• _YOUR GOAL_
Every entry must be repeated exactly. Exclude all pictures.

• _STORED DATA_
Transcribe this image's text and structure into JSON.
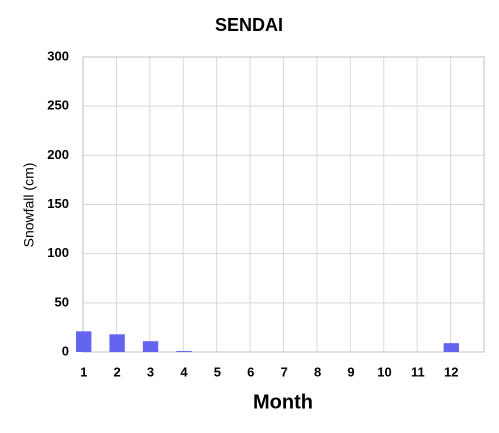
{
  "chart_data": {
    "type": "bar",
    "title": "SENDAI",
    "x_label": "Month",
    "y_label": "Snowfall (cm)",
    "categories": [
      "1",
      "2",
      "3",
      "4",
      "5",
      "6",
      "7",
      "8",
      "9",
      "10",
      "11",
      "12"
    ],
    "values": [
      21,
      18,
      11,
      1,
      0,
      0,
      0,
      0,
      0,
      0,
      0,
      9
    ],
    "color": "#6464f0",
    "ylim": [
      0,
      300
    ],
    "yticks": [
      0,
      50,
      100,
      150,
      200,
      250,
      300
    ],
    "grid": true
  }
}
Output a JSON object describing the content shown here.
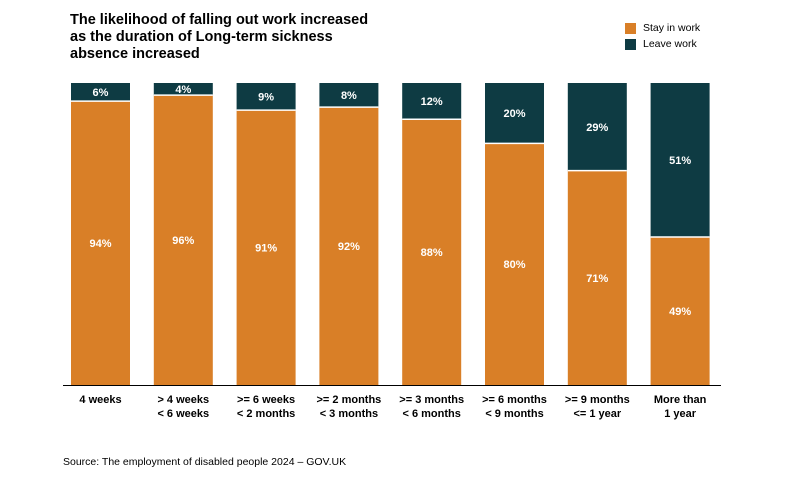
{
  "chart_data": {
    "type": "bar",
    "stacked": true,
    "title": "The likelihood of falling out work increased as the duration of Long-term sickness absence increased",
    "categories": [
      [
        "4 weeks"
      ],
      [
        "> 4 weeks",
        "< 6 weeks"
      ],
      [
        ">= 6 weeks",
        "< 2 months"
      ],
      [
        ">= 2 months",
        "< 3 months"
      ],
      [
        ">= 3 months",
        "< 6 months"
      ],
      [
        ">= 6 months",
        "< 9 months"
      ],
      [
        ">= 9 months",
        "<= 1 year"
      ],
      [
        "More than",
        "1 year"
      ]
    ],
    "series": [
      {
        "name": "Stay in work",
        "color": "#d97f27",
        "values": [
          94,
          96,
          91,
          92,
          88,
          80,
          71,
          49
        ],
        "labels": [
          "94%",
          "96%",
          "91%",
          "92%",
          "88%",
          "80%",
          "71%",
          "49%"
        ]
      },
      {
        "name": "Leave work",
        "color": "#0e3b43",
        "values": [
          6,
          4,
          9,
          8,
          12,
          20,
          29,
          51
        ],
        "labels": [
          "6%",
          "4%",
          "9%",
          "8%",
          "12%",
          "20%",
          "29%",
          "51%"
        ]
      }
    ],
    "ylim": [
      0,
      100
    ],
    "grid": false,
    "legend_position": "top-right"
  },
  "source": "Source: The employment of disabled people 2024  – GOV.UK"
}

• _IN RESPONSE_
Transcribe this image's text and structure into JSON.
{
  "chart_data": {
    "type": "bar",
    "title": "SENDAI",
    "x_label": "Month",
    "y_label": "Snowfall (cm)",
    "categories": [
      "1",
      "2",
      "3",
      "4",
      "5",
      "6",
      "7",
      "8",
      "9",
      "10",
      "11",
      "12"
    ],
    "values": [
      21,
      18,
      11,
      1,
      0,
      0,
      0,
      0,
      0,
      0,
      0,
      9
    ],
    "color": "#6464f0",
    "ylim": [
      0,
      300
    ],
    "yticks": [
      0,
      50,
      100,
      150,
      200,
      250,
      300
    ],
    "grid": true
  }
}
Output a JSON object describing the content shown here.
{
  "chart_data": {
    "type": "bar",
    "stacked": true,
    "title": "The likelihood of falling out work increased as the duration of Long-term sickness absence increased",
    "categories": [
      [
        "4 weeks"
      ],
      [
        "> 4 weeks",
        "< 6 weeks"
      ],
      [
        ">= 6 weeks",
        "< 2 months"
      ],
      [
        ">= 2 months",
        "< 3 months"
      ],
      [
        ">= 3 months",
        "< 6 months"
      ],
      [
        ">= 6 months",
        "< 9 months"
      ],
      [
        ">= 9 months",
        "<= 1 year"
      ],
      [
        "More than",
        "1 year"
      ]
    ],
    "series": [
      {
        "name": "Stay in work",
        "color": "#d97f27",
        "values": [
          94,
          96,
          91,
          92,
          88,
          80,
          71,
          49
        ],
        "labels": [
          "94%",
          "96%",
          "91%",
          "92%",
          "88%",
          "80%",
          "71%",
          "49%"
        ]
      },
      {
        "name": "Leave work",
        "color": "#0e3b43",
        "values": [
          6,
          4,
          9,
          8,
          12,
          20,
          29,
          51
        ],
        "labels": [
          "6%",
          "4%",
          "9%",
          "8%",
          "12%",
          "20%",
          "29%",
          "51%"
        ]
      }
    ],
    "ylim": [
      0,
      100
    ],
    "grid": false,
    "legend_position": "top-right"
  },
  "source": "Source: The employment of disabled people 2024  – GOV.UK"
}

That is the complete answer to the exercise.